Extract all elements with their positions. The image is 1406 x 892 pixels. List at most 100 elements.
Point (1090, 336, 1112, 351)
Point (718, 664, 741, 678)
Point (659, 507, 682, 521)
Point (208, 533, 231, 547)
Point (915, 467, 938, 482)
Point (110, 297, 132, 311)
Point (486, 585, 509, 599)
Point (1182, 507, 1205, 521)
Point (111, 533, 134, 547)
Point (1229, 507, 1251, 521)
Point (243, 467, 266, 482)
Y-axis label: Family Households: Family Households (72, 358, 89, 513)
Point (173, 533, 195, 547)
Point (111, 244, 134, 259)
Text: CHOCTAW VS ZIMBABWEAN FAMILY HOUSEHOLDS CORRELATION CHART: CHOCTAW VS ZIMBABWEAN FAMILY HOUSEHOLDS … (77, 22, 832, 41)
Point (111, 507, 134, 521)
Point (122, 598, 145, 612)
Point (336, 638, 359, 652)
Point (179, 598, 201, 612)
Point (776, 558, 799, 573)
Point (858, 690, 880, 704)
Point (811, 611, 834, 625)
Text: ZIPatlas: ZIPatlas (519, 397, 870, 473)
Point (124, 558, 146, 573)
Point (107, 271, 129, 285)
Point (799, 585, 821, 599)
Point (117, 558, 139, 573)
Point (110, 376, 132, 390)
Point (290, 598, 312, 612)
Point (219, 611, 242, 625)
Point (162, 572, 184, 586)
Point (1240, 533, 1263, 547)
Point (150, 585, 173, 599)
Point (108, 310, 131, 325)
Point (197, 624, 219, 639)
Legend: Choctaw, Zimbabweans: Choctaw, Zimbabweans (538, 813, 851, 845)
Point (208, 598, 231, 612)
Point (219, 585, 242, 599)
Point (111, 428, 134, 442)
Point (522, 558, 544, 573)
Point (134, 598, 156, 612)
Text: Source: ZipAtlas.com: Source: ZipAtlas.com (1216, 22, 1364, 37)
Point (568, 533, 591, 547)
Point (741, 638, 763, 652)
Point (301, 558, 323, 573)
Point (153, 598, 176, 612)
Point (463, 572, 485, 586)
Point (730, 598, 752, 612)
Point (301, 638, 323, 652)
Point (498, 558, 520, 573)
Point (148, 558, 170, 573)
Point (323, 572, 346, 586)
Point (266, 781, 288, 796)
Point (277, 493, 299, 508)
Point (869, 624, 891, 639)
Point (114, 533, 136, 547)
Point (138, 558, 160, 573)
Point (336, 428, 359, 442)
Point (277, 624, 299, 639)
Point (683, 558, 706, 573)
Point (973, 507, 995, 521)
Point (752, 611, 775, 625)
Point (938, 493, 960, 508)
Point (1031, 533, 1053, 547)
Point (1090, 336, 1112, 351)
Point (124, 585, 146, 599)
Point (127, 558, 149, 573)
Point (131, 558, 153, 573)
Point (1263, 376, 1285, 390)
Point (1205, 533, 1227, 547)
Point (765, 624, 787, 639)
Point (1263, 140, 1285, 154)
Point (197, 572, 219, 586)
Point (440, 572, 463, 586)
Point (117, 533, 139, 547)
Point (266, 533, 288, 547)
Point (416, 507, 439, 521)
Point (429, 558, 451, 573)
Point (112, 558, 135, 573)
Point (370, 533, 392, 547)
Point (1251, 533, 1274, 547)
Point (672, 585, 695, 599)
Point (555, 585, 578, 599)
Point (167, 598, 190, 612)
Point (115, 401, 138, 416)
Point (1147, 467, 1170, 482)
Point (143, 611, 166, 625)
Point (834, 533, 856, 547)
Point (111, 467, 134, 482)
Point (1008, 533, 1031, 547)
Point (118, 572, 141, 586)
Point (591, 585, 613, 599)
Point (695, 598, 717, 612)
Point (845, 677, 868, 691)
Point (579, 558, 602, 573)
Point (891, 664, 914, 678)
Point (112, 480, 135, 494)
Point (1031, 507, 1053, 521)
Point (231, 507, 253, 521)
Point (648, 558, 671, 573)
================================
◆ What to do ◆
Rewrite the rows from the start through the line that contains "Point (1263, 140, 1285, 154)", replacing "Legend" with "Key" and leaving all else unchanged.

◆ Exercise result ◆
Extract all elements with their positions. The image is 1406 x 892 pixels. List at most 100 elements.
Point (1090, 336, 1112, 351)
Point (718, 664, 741, 678)
Point (659, 507, 682, 521)
Point (208, 533, 231, 547)
Point (915, 467, 938, 482)
Point (110, 297, 132, 311)
Point (486, 585, 509, 599)
Point (1182, 507, 1205, 521)
Point (111, 533, 134, 547)
Point (1229, 507, 1251, 521)
Point (243, 467, 266, 482)
Y-axis label: Family Households: Family Households (72, 358, 89, 513)
Point (173, 533, 195, 547)
Point (111, 244, 134, 259)
Text: CHOCTAW VS ZIMBABWEAN FAMILY HOUSEHOLDS CORRELATION CHART: CHOCTAW VS ZIMBABWEAN FAMILY HOUSEHOLDS … (77, 22, 832, 41)
Point (111, 507, 134, 521)
Point (122, 598, 145, 612)
Point (336, 638, 359, 652)
Point (179, 598, 201, 612)
Point (776, 558, 799, 573)
Point (858, 690, 880, 704)
Point (811, 611, 834, 625)
Text: ZIPatlas: ZIPatlas (519, 397, 870, 473)
Point (124, 558, 146, 573)
Point (107, 271, 129, 285)
Point (799, 585, 821, 599)
Point (117, 558, 139, 573)
Point (110, 376, 132, 390)
Point (290, 598, 312, 612)
Point (219, 611, 242, 625)
Point (162, 572, 184, 586)
Point (1240, 533, 1263, 547)
Point (150, 585, 173, 599)
Point (108, 310, 131, 325)
Point (197, 624, 219, 639)
Key: Choctaw, Zimbabweans: Choctaw, Zimbabweans (538, 813, 851, 845)
Point (208, 598, 231, 612)
Point (219, 585, 242, 599)
Point (111, 428, 134, 442)
Point (522, 558, 544, 573)
Point (134, 598, 156, 612)
Text: Source: ZipAtlas.com: Source: ZipAtlas.com (1216, 22, 1364, 37)
Point (568, 533, 591, 547)
Point (741, 638, 763, 652)
Point (301, 558, 323, 573)
Point (153, 598, 176, 612)
Point (463, 572, 485, 586)
Point (730, 598, 752, 612)
Point (301, 638, 323, 652)
Point (498, 558, 520, 573)
Point (148, 558, 170, 573)
Point (323, 572, 346, 586)
Point (266, 781, 288, 796)
Point (277, 493, 299, 508)
Point (869, 624, 891, 639)
Point (114, 533, 136, 547)
Point (138, 558, 160, 573)
Point (336, 428, 359, 442)
Point (277, 624, 299, 639)
Point (683, 558, 706, 573)
Point (973, 507, 995, 521)
Point (752, 611, 775, 625)
Point (938, 493, 960, 508)
Point (1031, 533, 1053, 547)
Point (1090, 336, 1112, 351)
Point (124, 585, 146, 599)
Point (127, 558, 149, 573)
Point (131, 558, 153, 573)
Point (1263, 376, 1285, 390)
Point (1205, 533, 1227, 547)
Point (765, 624, 787, 639)
Point (1263, 140, 1285, 154)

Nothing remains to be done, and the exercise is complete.